— BEGIN —

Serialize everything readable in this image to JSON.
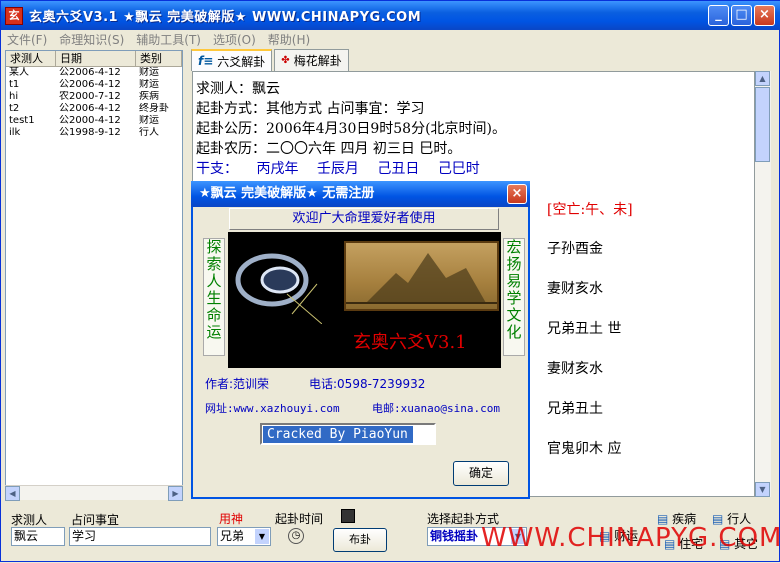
{
  "window": {
    "title": "玄奥六爻V3.1 ★飘云 完美破解版★ WWW.CHINAPYG.COM"
  },
  "menu": [
    "文件(F)",
    "命理知识(S)",
    "辅助工具(T)",
    "选项(O)",
    "帮助(H)"
  ],
  "list": {
    "headers": [
      "求测人",
      "日期",
      "类别"
    ],
    "rows": [
      [
        "某人",
        "公2006-4-12",
        "财运"
      ],
      [
        "t1",
        "公2006-4-12",
        "财运"
      ],
      [
        "hi",
        "农2000-7-12",
        "疾病"
      ],
      [
        "t2",
        "公2006-4-12",
        "终身卦"
      ],
      [
        "test1",
        "公2000-4-12",
        "财运"
      ],
      [
        "ilk",
        "公1998-9-12",
        "行人"
      ]
    ]
  },
  "tabs": [
    {
      "label": "六爻解卦",
      "icon": "fx-icon"
    },
    {
      "label": "梅花解卦",
      "icon": "plum-icon"
    }
  ],
  "content": {
    "lines": [
      "求测人：飘云",
      "起卦方式：其他方式    占问事宜：学习",
      "起卦公历：2006年4月30日9时58分(北京时间)。",
      "起卦农历：二〇〇六年 四月 初三日 巳时。"
    ],
    "ganzhi_label": "干支：",
    "ganzhi": [
      "丙戌年",
      "壬辰月",
      "己丑日",
      "己巳时"
    ],
    "kongwang": "[空亡:午、未]",
    "yao": [
      "子孙酉金",
      "妻财亥水",
      "兄弟丑土 世",
      "妻财亥水",
      "兄弟丑土",
      "官鬼卯木 应"
    ]
  },
  "dialog": {
    "title": "★飘云 完美破解版★ 无需注册",
    "welcome": "欢迎广大命理爱好者使用",
    "left_vertical": "探索人生命运",
    "right_vertical": "宏扬易学文化",
    "banner_title": "玄奥六爻V3.1",
    "author": "作者:范训荣",
    "phone": "电话:0598-7239932",
    "website": "网址:www.xazhouyi.com",
    "email": "电邮:xuanao@sina.com",
    "cracked": "Cracked By PiaoYun",
    "ok": "确定"
  },
  "bottom": {
    "person_label": "求测人",
    "person_value": "飘云",
    "matter_label": "占问事宜",
    "matter_value": "学习",
    "yongshen_label": "用神",
    "yongshen_value": "兄弟",
    "time_label": "起卦时间",
    "start_button": "布卦",
    "method_label": "选择起卦方式",
    "method_value": "铜钱摇卦",
    "categories": [
      "财运",
      "疾病",
      "行人",
      "住宅",
      "其它"
    ]
  },
  "watermark": "WWW.CHINAPYG.COM",
  "colors": {
    "title_blue": "#0054e3",
    "ganzhi_blue": "#0000c0",
    "kongwang_red": "#e00000",
    "vertical_green": "#008000"
  }
}
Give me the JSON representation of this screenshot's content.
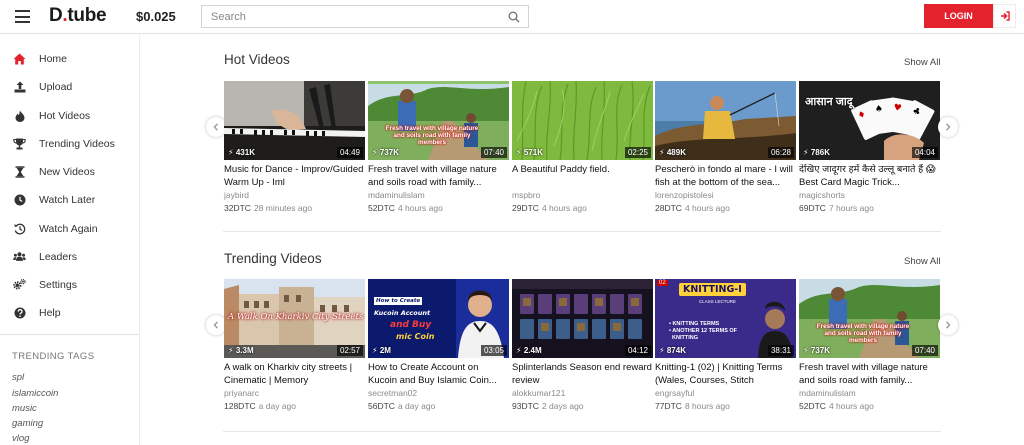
{
  "header": {
    "logo_main": "D",
    "logo_dot": ".",
    "logo_rest": "tube",
    "balance": "$0.025",
    "search_placeholder": "Search",
    "login_label": "LOGIN"
  },
  "sidebar": {
    "items": [
      {
        "label": "Home",
        "icon": "home-icon"
      },
      {
        "label": "Upload",
        "icon": "upload-icon"
      },
      {
        "label": "Hot Videos",
        "icon": "flame-icon"
      },
      {
        "label": "Trending Videos",
        "icon": "trophy-icon"
      },
      {
        "label": "New Videos",
        "icon": "hourglass-icon"
      },
      {
        "label": "Watch Later",
        "icon": "clock-icon"
      },
      {
        "label": "Watch Again",
        "icon": "history-icon"
      },
      {
        "label": "Leaders",
        "icon": "users-icon"
      },
      {
        "label": "Settings",
        "icon": "gears-icon"
      },
      {
        "label": "Help",
        "icon": "question-icon"
      }
    ],
    "trending_heading": "TRENDING TAGS",
    "tags": [
      "spl",
      "islamiccoin",
      "music",
      "gaming",
      "vlog"
    ]
  },
  "hot": {
    "title": "Hot Videos",
    "show_all": "Show All",
    "videos": [
      {
        "views": "431K",
        "duration": "04:49",
        "title": "Music for Dance - Improv/Guided Warm Up - Iml",
        "author": "jaybird",
        "dtc": "32DTC",
        "ago": "28 minutes ago"
      },
      {
        "views": "737K",
        "duration": "07:40",
        "title": "Fresh travel with village nature and soils road with family...",
        "author": "mdaminulislam",
        "dtc": "52DTC",
        "ago": "4 hours ago"
      },
      {
        "views": "571K",
        "duration": "02:25",
        "title": "A Beautiful Paddy field.",
        "author": "mspbro",
        "dtc": "29DTC",
        "ago": "4 hours ago"
      },
      {
        "views": "489K",
        "duration": "06:28",
        "title": "Pescherò in fondo al mare - I will fish at the bottom of the sea...",
        "author": "lorenzopistolesi",
        "dtc": "28DTC",
        "ago": "4 hours ago"
      },
      {
        "views": "786K",
        "duration": "04:04",
        "title": "देखिए जादूगर हमें कैसे उल्लू बनाते हैं 😱 Best Card Magic Trick...",
        "author": "magicshorts",
        "dtc": "69DTC",
        "ago": "7 hours ago"
      }
    ]
  },
  "trending": {
    "title": "Trending Videos",
    "show_all": "Show All",
    "videos": [
      {
        "views": "3.3M",
        "duration": "02:57",
        "title": "A walk on Kharkiv city streets | Cinematic | Memory",
        "author": "priyanarc",
        "dtc": "128DTC",
        "ago": "a day ago"
      },
      {
        "views": "2M",
        "duration": "03:05",
        "title": "How to Create Account on Kucoin and Buy Islamic Coin...",
        "author": "secretman02",
        "dtc": "56DTC",
        "ago": "a day ago"
      },
      {
        "views": "2.4M",
        "duration": "04:12",
        "title": "Splinterlands Season end reward review",
        "author": "alokkumar121",
        "dtc": "93DTC",
        "ago": "2 days ago"
      },
      {
        "views": "874K",
        "duration": "38:31",
        "title": "Knitting-1 (02) | Knitting Terms (Wales, Courses, Stitch Density,...",
        "author": "engrsayful",
        "dtc": "77DTC",
        "ago": "8 hours ago"
      },
      {
        "views": "737K",
        "duration": "07:40",
        "title": "Fresh travel with village nature and soils road with family...",
        "author": "mdaminulislam",
        "dtc": "52DTC",
        "ago": "4 hours ago"
      }
    ]
  },
  "thumb_text": {
    "travel_caption": "Fresh travel with village nature and soils road with family members",
    "magic_caption": "आसान जादू",
    "kharkiv_caption": "A Walk On Kharkiv City Streets",
    "kucoin_line1": "How to Create",
    "kucoin_line2": "Kucoin Account",
    "kucoin_line3": "and Buy",
    "kucoin_line4": "mic Coin",
    "knitting_title": "KNITTING-I",
    "knitting_sub": "CLASS LECTURE",
    "knitting_num": "02",
    "knitting_bullets": "• KNITTING TERMS\n• ANOTHER 12 TERMS OF\n  KNITTING"
  },
  "colors": {
    "accent": "#e4222e",
    "text": "#333333",
    "muted": "#8a8a8a"
  }
}
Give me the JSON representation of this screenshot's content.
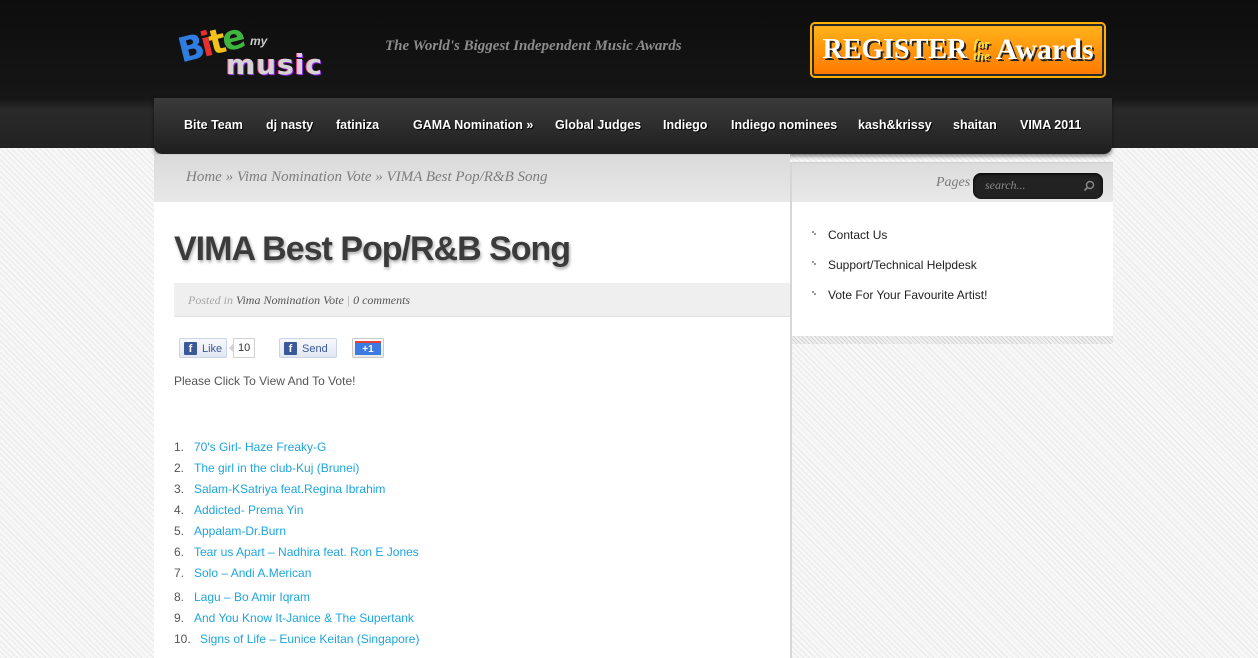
{
  "header": {
    "logo": {
      "bite": "Bite",
      "my": "my",
      "music": "music"
    },
    "tagline": "The World's Biggest Independent Music Awards",
    "register_button": {
      "register": "REGISTER",
      "for": "for",
      "the": "the",
      "awards": "Awards"
    }
  },
  "nav": {
    "items": [
      {
        "label": "Bite Team"
      },
      {
        "label": "dj nasty"
      },
      {
        "label": "fatiniza"
      },
      {
        "label": "GAMA Nomination »"
      },
      {
        "label": "Global Judges"
      },
      {
        "label": "Indiego"
      },
      {
        "label": "Indiego nominees"
      },
      {
        "label": "kash&krissy"
      },
      {
        "label": "shaitan"
      },
      {
        "label": "VIMA 2011"
      }
    ]
  },
  "breadcrumb": {
    "home": "Home",
    "sep1": " » ",
    "section": "Vima Nomination Vote",
    "sep2": " » ",
    "current": "VIMA Best Pop/R&B Song"
  },
  "search": {
    "label": "Pages",
    "placeholder": "search..."
  },
  "post": {
    "title": "VIMA Best Pop/R&B Song",
    "meta": {
      "posted_in": "Posted in",
      "category": "Vima Nomination Vote",
      "separator": "|",
      "comments": "0 comments"
    },
    "social": {
      "like_label": "Like",
      "like_count": "10",
      "send_label": "Send",
      "gplus_label": "+1"
    },
    "intro": "Please Click To View And To Vote!",
    "songs": [
      {
        "num": "1.",
        "title": "70's Girl- Haze Freaky-G"
      },
      {
        "num": "2.",
        "title": "The girl in the club-Kuj (Brunei)"
      },
      {
        "num": "3.",
        "title": "Salam-KSatriya feat.Regina Ibrahim"
      },
      {
        "num": "4.",
        "title": "Addicted- Prema Yin"
      },
      {
        "num": "5.",
        "title": "Appalam-Dr.Burn"
      },
      {
        "num": "6.",
        "title": "Tear us Apart – Nadhira feat. Ron E Jones"
      },
      {
        "num": "7.",
        "title": "Solo – Andi A.Merican"
      },
      {
        "num": "8.",
        "title": "Lagu – Bo Amir Iqram"
      },
      {
        "num": "9.",
        "title": "And You Know It-Janice & The Supertank"
      },
      {
        "num": "10.",
        "title": "Signs of Life – Eunice Keitan (Singapore)"
      }
    ]
  },
  "sidebar": {
    "pages": [
      {
        "label": "Contact Us"
      },
      {
        "label": "Support/Technical Helpdesk"
      },
      {
        "label": "Vote For Your Favourite Artist!"
      }
    ]
  },
  "colors": {
    "link": "#1ea5dc",
    "header_bg": "#111111",
    "register_orange": "#ff8c00"
  }
}
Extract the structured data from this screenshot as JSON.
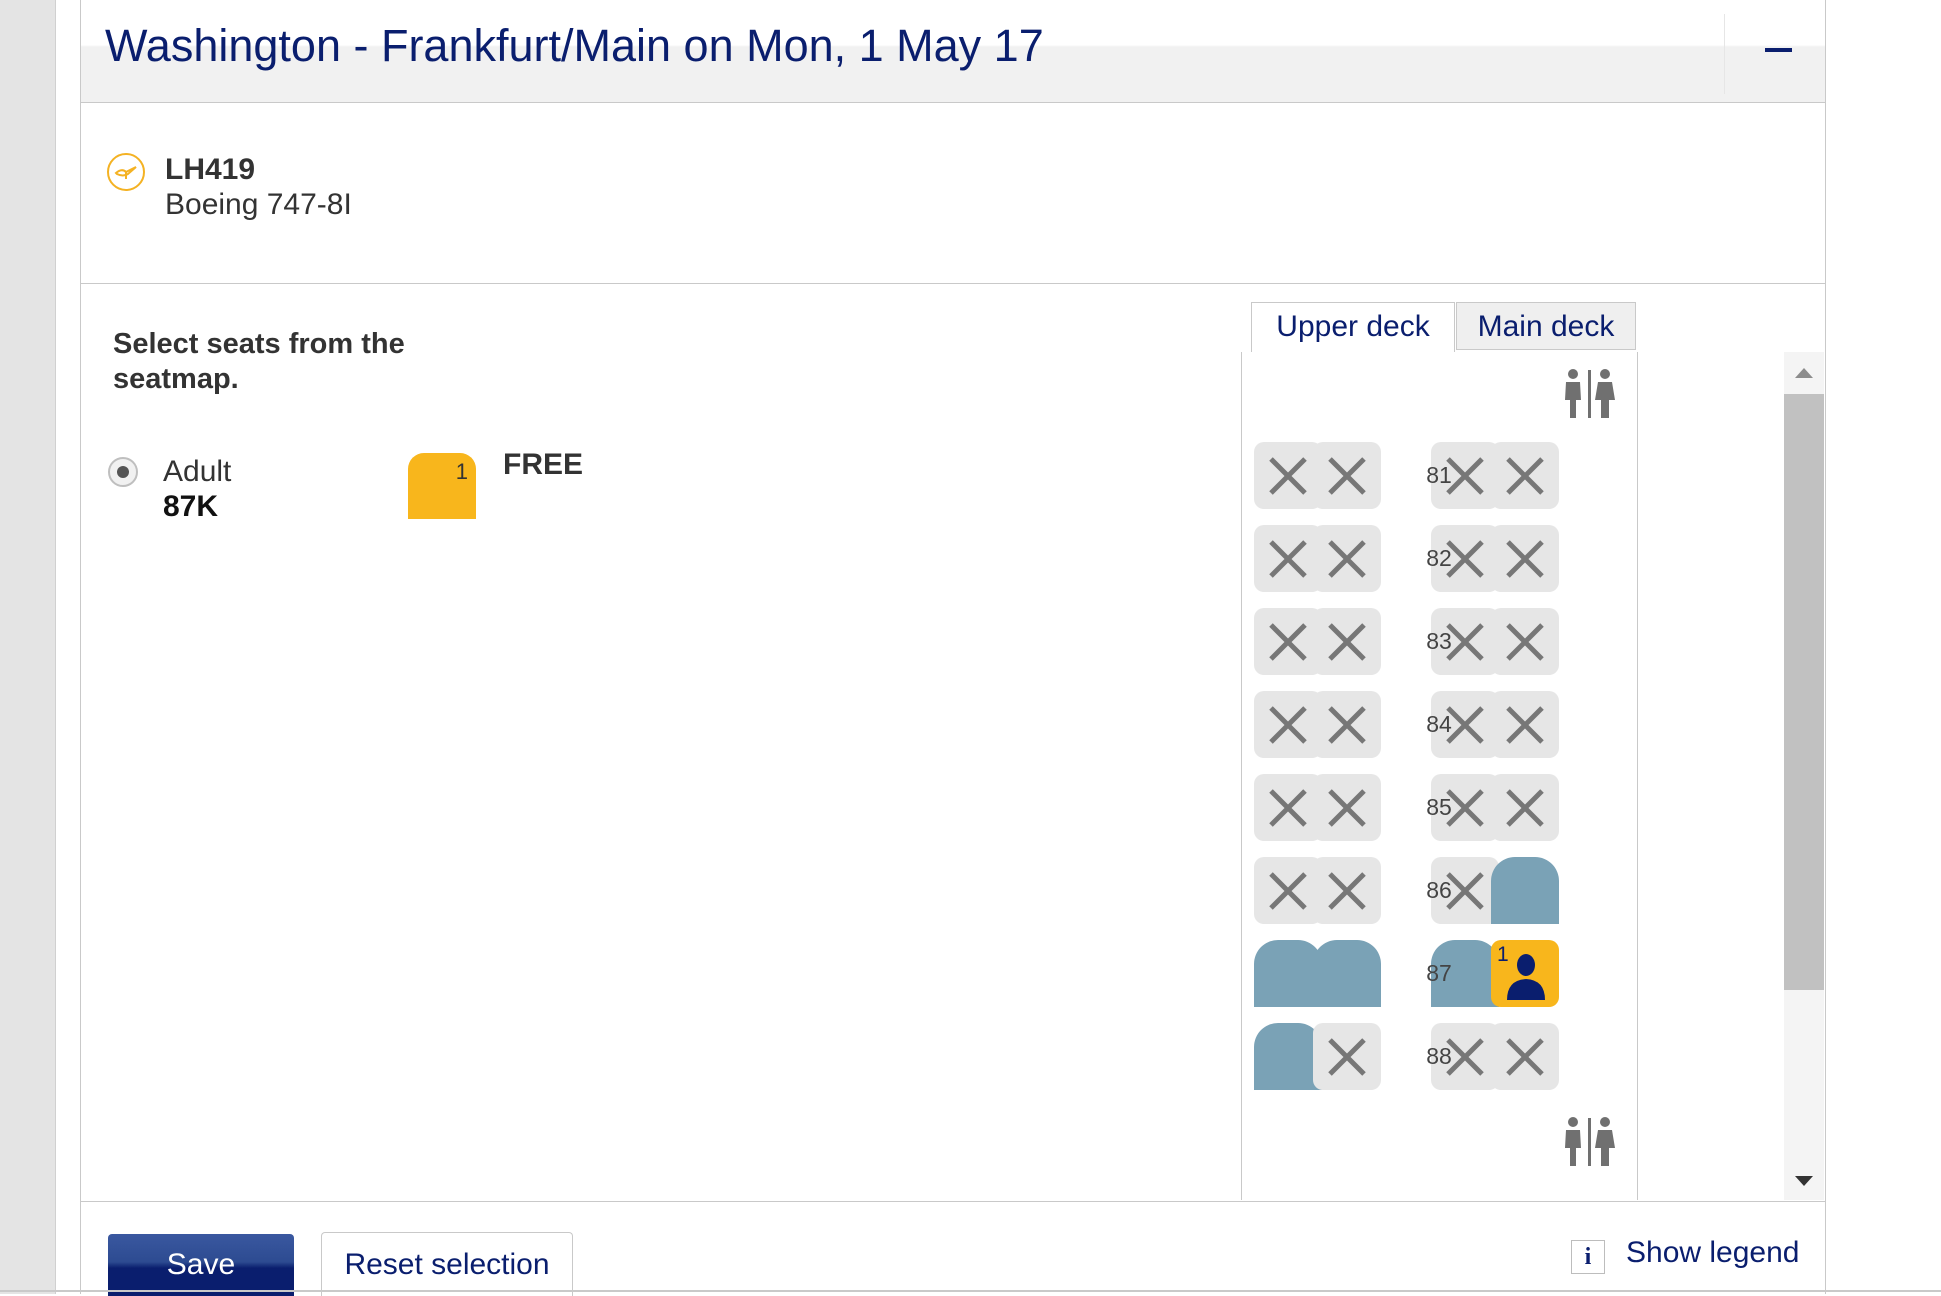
{
  "header": {
    "title": "Washington - Frankfurt/Main on Mon, 1 May 17",
    "collapse_icon": "minus-icon"
  },
  "flight": {
    "logo_icon": "lufthansa-crane-logo",
    "number": "LH419",
    "aircraft": "Boeing 747-8I"
  },
  "selection": {
    "instruction": "Select seats from the seatmap.",
    "passenger": {
      "type": "Adult",
      "seat": "87K",
      "badge_number": "1",
      "price": "FREE",
      "selected": true
    }
  },
  "deck_tabs": [
    {
      "label": "Upper deck",
      "active": true
    },
    {
      "label": "Main deck",
      "active": false
    }
  ],
  "seatmap": {
    "lavatory_icon": "lavatory-icon",
    "rows": [
      {
        "row": "81",
        "seats": [
          "occupied",
          "occupied",
          "occupied",
          "occupied"
        ]
      },
      {
        "row": "82",
        "seats": [
          "occupied",
          "occupied",
          "occupied",
          "occupied"
        ]
      },
      {
        "row": "83",
        "seats": [
          "occupied",
          "occupied",
          "occupied",
          "occupied"
        ]
      },
      {
        "row": "84",
        "seats": [
          "occupied",
          "occupied",
          "occupied",
          "occupied"
        ]
      },
      {
        "row": "85",
        "seats": [
          "occupied",
          "occupied",
          "occupied",
          "occupied"
        ]
      },
      {
        "row": "86",
        "seats": [
          "occupied",
          "occupied",
          "occupied",
          "available"
        ]
      },
      {
        "row": "87",
        "seats": [
          "available",
          "available",
          "available",
          "selected"
        ]
      },
      {
        "row": "88",
        "seats": [
          "available",
          "occupied",
          "occupied",
          "occupied"
        ]
      }
    ],
    "selected_seat_label": "1",
    "colors": {
      "available": "#7aa2b6",
      "selected": "#f8b61c",
      "occupied": "#e6e6e6",
      "brand": "#0a1e6e"
    }
  },
  "footer": {
    "save_label": "Save",
    "reset_label": "Reset selection",
    "legend_icon_text": "i",
    "legend_label": "Show legend"
  }
}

— END —

EXERCISE INSTRUCTIONS: Using the records above, find and show each line with the string "JSON".

EXPECTED OUTPUT:
Serialize everything readable in this image to JSON.
Give me the JSON representation of this screenshot's content.
Give me the JSON representation of this screenshot's content.
Extract the structured data from this screenshot as JSON.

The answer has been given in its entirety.